Let’s see: a novel about a shy fountain pen repairman called Parsifal who lives at a time when the earth is at war with the sky and returns to the forest primeval to search for his long-lost favorite cup. Sound familiar?
The Parsifal legend tells the story of a naive boy whose mother kept him isolated from the world. Parsifal eventually leaves home after having met some knights in the woods, naively does bad things to some people and as a Knight of the Round Table discovers the Castle of the Grail. There he finds the Fisher King (who is his uncle), suffering from a wound that does not heal, but is kept alive by the forces of the Grail. Parsifal does not ask him the critical question “why is he suffering” and because of this lack of concern for the suffering of another, Parsifal wakes to find himself alone in the castle. Later Parsifal learns of his fault and starts a long, adventure-filled quest to rediscover the Grail castle. A long suffering but mature Parsifal is finally called back to the castle, poses the vital question to the Fisher King, thus saving him and his court, and becomes the king of the Grail.

·····

#### WHAT IS REQUIRED:
Please carry on the piece on the Parsifal legend from the point where it stops. The rows that come next are separate material and not part of the piece on the Parsifal legend.

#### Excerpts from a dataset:

·····

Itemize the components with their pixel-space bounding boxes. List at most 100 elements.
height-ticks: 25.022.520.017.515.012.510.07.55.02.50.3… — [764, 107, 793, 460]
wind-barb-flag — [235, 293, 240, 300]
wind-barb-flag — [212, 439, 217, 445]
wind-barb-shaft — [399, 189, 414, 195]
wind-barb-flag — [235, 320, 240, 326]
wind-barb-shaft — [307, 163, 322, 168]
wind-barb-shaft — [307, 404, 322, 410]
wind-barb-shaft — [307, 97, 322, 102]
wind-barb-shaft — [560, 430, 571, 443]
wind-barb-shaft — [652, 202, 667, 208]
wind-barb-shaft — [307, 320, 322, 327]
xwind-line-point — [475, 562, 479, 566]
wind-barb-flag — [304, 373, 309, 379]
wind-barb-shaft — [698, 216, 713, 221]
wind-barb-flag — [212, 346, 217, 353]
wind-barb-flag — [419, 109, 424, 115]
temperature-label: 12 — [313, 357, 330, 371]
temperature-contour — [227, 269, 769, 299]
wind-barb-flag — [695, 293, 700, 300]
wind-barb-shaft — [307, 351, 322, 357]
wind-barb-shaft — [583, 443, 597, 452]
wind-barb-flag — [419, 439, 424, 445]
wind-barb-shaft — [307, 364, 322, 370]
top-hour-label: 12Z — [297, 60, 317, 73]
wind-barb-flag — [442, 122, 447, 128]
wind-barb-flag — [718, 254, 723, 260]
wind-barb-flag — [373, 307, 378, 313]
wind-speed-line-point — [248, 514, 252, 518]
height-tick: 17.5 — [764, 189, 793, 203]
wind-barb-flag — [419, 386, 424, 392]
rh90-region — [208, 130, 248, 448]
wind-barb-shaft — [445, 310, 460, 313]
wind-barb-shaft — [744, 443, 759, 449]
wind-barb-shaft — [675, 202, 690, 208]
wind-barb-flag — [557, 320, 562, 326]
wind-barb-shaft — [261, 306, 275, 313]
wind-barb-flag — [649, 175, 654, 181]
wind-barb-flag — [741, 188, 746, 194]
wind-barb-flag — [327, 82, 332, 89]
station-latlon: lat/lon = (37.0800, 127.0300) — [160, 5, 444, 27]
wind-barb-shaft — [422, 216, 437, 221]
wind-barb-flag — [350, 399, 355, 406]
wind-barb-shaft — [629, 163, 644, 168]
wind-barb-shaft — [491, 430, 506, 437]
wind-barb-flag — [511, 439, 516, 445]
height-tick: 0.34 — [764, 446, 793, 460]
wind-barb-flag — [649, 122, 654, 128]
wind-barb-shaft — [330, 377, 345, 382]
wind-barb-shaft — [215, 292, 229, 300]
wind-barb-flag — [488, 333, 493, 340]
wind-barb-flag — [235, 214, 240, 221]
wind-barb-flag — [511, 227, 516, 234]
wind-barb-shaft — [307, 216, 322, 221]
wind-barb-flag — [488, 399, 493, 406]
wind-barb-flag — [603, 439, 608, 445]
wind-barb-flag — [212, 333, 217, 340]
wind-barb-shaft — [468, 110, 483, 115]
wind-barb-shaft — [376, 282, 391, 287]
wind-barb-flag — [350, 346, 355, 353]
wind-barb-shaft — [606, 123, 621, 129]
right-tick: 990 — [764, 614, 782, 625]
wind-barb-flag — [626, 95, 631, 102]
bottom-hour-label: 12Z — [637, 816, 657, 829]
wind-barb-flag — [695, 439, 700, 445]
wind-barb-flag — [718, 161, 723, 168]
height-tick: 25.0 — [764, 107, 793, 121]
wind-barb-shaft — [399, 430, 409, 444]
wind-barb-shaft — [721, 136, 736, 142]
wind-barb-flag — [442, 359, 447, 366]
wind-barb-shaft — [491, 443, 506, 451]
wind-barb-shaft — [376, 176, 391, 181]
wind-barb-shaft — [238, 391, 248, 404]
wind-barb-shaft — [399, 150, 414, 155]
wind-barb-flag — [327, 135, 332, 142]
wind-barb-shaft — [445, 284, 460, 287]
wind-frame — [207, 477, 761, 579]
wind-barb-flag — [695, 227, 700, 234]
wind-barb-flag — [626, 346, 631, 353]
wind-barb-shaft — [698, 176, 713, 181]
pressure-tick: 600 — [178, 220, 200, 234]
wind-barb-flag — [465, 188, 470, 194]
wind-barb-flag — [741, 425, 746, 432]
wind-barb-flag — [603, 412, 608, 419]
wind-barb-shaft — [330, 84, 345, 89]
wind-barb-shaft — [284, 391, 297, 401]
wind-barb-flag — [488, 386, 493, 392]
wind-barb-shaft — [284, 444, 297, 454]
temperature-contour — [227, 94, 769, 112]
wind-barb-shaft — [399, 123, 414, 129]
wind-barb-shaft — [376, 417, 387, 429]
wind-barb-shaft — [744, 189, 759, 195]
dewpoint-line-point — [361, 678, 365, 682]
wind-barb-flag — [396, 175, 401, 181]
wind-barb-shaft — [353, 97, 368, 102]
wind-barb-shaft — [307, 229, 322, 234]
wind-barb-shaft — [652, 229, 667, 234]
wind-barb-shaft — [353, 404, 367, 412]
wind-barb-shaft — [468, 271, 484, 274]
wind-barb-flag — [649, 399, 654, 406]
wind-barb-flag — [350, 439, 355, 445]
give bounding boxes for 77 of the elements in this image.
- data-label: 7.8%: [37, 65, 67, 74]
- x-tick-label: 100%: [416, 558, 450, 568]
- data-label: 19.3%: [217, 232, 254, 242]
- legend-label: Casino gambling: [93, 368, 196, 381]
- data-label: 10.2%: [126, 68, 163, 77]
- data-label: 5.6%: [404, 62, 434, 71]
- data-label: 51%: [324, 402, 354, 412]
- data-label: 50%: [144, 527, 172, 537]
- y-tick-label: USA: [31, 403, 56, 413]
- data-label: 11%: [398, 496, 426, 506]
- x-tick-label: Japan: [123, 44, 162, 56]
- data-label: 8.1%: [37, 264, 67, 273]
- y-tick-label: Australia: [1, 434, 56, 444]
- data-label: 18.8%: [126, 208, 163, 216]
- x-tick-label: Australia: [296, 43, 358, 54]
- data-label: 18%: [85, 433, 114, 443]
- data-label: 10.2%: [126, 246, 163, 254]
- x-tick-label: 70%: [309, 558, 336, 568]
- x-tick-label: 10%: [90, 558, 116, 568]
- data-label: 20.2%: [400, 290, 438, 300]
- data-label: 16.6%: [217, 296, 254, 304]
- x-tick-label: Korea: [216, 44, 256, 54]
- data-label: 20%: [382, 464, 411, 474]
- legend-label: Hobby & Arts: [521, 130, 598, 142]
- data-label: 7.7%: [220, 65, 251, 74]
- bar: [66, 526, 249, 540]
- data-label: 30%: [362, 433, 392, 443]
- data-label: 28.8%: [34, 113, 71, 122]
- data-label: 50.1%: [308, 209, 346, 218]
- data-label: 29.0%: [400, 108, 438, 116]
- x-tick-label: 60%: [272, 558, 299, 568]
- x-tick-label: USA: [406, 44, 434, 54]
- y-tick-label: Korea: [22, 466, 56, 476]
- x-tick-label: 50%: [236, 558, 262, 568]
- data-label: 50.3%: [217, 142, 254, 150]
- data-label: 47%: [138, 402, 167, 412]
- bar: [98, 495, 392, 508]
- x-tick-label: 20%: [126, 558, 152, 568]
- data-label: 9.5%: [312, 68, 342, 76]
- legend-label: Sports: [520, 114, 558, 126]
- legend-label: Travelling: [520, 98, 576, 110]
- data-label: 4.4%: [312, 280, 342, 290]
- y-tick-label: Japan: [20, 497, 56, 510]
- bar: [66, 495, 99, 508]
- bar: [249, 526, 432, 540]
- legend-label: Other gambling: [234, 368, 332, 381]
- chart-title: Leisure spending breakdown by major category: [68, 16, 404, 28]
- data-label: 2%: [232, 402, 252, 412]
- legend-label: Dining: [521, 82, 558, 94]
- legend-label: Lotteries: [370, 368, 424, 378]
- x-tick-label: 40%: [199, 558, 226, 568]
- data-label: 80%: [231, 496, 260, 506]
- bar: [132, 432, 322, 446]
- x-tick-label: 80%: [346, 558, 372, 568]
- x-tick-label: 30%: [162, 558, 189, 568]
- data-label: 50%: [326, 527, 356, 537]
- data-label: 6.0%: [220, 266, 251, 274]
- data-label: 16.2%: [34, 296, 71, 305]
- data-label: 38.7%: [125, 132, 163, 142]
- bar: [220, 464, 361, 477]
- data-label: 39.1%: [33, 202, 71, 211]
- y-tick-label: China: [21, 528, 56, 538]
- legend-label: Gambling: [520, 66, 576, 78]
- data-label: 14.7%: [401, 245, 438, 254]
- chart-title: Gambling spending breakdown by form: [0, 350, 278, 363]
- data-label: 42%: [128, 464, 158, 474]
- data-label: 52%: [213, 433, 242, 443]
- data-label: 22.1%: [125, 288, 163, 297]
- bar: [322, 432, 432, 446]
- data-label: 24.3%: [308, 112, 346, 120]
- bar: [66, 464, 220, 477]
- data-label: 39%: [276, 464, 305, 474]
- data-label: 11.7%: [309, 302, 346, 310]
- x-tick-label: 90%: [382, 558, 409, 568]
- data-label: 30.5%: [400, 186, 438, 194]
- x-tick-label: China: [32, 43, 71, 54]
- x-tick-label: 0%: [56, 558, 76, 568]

·····

#### ANSWER SECTION:
So Jim Krusoe is obviously adapting the Parsifal narrative to this novel titled, appropriately, Parsifal. But what are all the car parts and bathroom fixtures falling from the sky? I always wonder how far the author of a work such as this intended the comparison to be made. Who is Joe? What are the spiked pits? What are the jelly donuts? Who is Misty? What is the Happy Bunny? Birds? Blind people? Health bars? The scar? Double-Entry Bookkeeping? Librarians?
I would have written—”Where’s Stuart Gilbert when you need him?”—but Jim Krusoe is no James Joyce. I think I have a copy of Wolfram von Eschenbach’s thirteenth century epic poem, Parzival around here: that might help.
I found this passage in the novel interesting: is Krusoe making fun of finding significance in his text?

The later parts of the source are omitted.